— START Supplied data —

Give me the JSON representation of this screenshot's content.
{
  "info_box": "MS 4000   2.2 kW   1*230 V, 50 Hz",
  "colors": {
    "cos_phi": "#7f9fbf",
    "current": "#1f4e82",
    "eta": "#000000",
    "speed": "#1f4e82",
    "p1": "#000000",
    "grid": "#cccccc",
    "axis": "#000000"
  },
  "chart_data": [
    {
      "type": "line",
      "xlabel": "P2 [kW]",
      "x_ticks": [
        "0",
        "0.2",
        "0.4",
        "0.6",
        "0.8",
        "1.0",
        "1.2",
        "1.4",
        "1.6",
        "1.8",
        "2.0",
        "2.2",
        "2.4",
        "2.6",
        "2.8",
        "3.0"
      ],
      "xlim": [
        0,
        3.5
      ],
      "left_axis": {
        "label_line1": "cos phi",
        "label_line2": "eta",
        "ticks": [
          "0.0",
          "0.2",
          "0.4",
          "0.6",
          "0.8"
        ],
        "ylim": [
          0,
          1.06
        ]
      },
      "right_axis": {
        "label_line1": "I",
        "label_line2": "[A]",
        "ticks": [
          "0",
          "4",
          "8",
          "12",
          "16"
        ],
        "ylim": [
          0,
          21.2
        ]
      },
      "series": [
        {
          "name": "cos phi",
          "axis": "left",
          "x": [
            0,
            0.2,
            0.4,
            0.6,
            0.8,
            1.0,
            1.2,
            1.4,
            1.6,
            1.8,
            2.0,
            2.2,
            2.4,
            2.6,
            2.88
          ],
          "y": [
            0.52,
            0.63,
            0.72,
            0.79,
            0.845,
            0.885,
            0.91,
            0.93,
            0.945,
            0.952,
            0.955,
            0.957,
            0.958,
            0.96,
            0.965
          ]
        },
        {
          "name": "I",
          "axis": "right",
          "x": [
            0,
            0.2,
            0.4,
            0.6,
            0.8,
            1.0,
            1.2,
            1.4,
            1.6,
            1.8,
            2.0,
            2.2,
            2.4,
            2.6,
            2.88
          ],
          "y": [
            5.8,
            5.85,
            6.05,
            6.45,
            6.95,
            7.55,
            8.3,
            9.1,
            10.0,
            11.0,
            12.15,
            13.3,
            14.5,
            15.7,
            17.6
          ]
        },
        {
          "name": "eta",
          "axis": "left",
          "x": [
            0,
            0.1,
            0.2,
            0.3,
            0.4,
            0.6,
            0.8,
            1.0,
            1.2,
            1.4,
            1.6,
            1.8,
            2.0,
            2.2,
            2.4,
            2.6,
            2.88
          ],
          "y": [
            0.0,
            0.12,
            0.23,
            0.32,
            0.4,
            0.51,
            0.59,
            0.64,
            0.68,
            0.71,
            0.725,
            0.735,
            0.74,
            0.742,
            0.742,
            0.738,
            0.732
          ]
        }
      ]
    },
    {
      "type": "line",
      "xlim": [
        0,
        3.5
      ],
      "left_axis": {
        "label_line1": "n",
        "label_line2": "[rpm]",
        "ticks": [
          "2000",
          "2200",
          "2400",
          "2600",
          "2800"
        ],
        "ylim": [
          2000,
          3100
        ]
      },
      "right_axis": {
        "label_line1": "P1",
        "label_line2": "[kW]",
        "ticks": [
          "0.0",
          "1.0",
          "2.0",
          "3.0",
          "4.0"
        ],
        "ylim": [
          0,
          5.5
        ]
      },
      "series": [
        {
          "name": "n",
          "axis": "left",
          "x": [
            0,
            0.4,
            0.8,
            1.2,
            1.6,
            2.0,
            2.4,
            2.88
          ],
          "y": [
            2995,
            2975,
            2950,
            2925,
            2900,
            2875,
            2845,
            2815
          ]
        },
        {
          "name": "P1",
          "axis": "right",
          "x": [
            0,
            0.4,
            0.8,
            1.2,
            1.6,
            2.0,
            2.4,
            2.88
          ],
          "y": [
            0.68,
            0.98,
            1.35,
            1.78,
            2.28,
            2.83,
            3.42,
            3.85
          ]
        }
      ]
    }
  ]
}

— END Supplied data —

▶ [Set exercise]: Copy down the material exactly as written.

▶ [Full output]:
Give me the JSON representation of this screenshot's content.
{
  "info_box": "MS 4000   2.2 kW   1*230 V, 50 Hz",
  "colors": {
    "cos_phi": "#7f9fbf",
    "current": "#1f4e82",
    "eta": "#000000",
    "speed": "#1f4e82",
    "p1": "#000000",
    "grid": "#cccccc",
    "axis": "#000000"
  },
  "chart_data": [
    {
      "type": "line",
      "xlabel": "P2 [kW]",
      "x_ticks": [
        "0",
        "0.2",
        "0.4",
        "0.6",
        "0.8",
        "1.0",
        "1.2",
        "1.4",
        "1.6",
        "1.8",
        "2.0",
        "2.2",
        "2.4",
        "2.6",
        "2.8",
        "3.0"
      ],
      "xlim": [
        0,
        3.5
      ],
      "left_axis": {
        "label_line1": "cos phi",
        "label_line2": "eta",
        "ticks": [
          "0.0",
          "0.2",
          "0.4",
          "0.6",
          "0.8"
        ],
        "ylim": [
          0,
          1.06
        ]
      },
      "right_axis": {
        "label_line1": "I",
        "label_line2": "[A]",
        "ticks": [
          "0",
          "4",
          "8",
          "12",
          "16"
        ],
        "ylim": [
          0,
          21.2
        ]
      },
      "series": [
        {
          "name": "cos phi",
          "axis": "left",
          "x": [
            0,
            0.2,
            0.4,
            0.6,
            0.8,
            1.0,
            1.2,
            1.4,
            1.6,
            1.8,
            2.0,
            2.2,
            2.4,
            2.6,
            2.88
          ],
          "y": [
            0.52,
            0.63,
            0.72,
            0.79,
            0.845,
            0.885,
            0.91,
            0.93,
            0.945,
            0.952,
            0.955,
            0.957,
            0.958,
            0.96,
            0.965
          ]
        },
        {
          "name": "I",
          "axis": "right",
          "x": [
            0,
            0.2,
            0.4,
            0.6,
            0.8,
            1.0,
            1.2,
            1.4,
            1.6,
            1.8,
            2.0,
            2.2,
            2.4,
            2.6,
            2.88
          ],
          "y": [
            5.8,
            5.85,
            6.05,
            6.45,
            6.95,
            7.55,
            8.3,
            9.1,
            10.0,
            11.0,
            12.15,
            13.3,
            14.5,
            15.7,
            17.6
          ]
        },
        {
          "name": "eta",
          "axis": "left",
          "x": [
            0,
            0.1,
            0.2,
            0.3,
            0.4,
            0.6,
            0.8,
            1.0,
            1.2,
            1.4,
            1.6,
            1.8,
            2.0,
            2.2,
            2.4,
            2.6,
            2.88
          ],
          "y": [
            0.0,
            0.12,
            0.23,
            0.32,
            0.4,
            0.51,
            0.59,
            0.64,
            0.68,
            0.71,
            0.725,
            0.735,
            0.74,
            0.742,
            0.742,
            0.738,
            0.732
          ]
        }
      ]
    },
    {
      "type": "line",
      "xlim": [
        0,
        3.5
      ],
      "left_axis": {
        "label_line1": "n",
        "label_line2": "[rpm]",
        "ticks": [
          "2000",
          "2200",
          "2400",
          "2600",
          "2800"
        ],
        "ylim": [
          2000,
          3100
        ]
      },
      "right_axis": {
        "label_line1": "P1",
        "label_line2": "[kW]",
        "ticks": [
          "0.0",
          "1.0",
          "2.0",
          "3.0",
          "4.0"
        ],
        "ylim": [
          0,
          5.5
        ]
      },
      "series": [
        {
          "name": "n",
          "axis": "left",
          "x": [
            0,
            0.4,
            0.8,
            1.2,
            1.6,
            2.0,
            2.4,
            2.88
          ],
          "y": [
            2995,
            2975,
            2950,
            2925,
            2900,
            2875,
            2845,
            2815
          ]
        },
        {
          "name": "P1",
          "axis": "right",
          "x": [
            0,
            0.4,
            0.8,
            1.2,
            1.6,
            2.0,
            2.4,
            2.88
          ],
          "y": [
            0.68,
            0.98,
            1.35,
            1.78,
            2.28,
            2.83,
            3.42,
            3.85
          ]
        }
      ]
    }
  ]
}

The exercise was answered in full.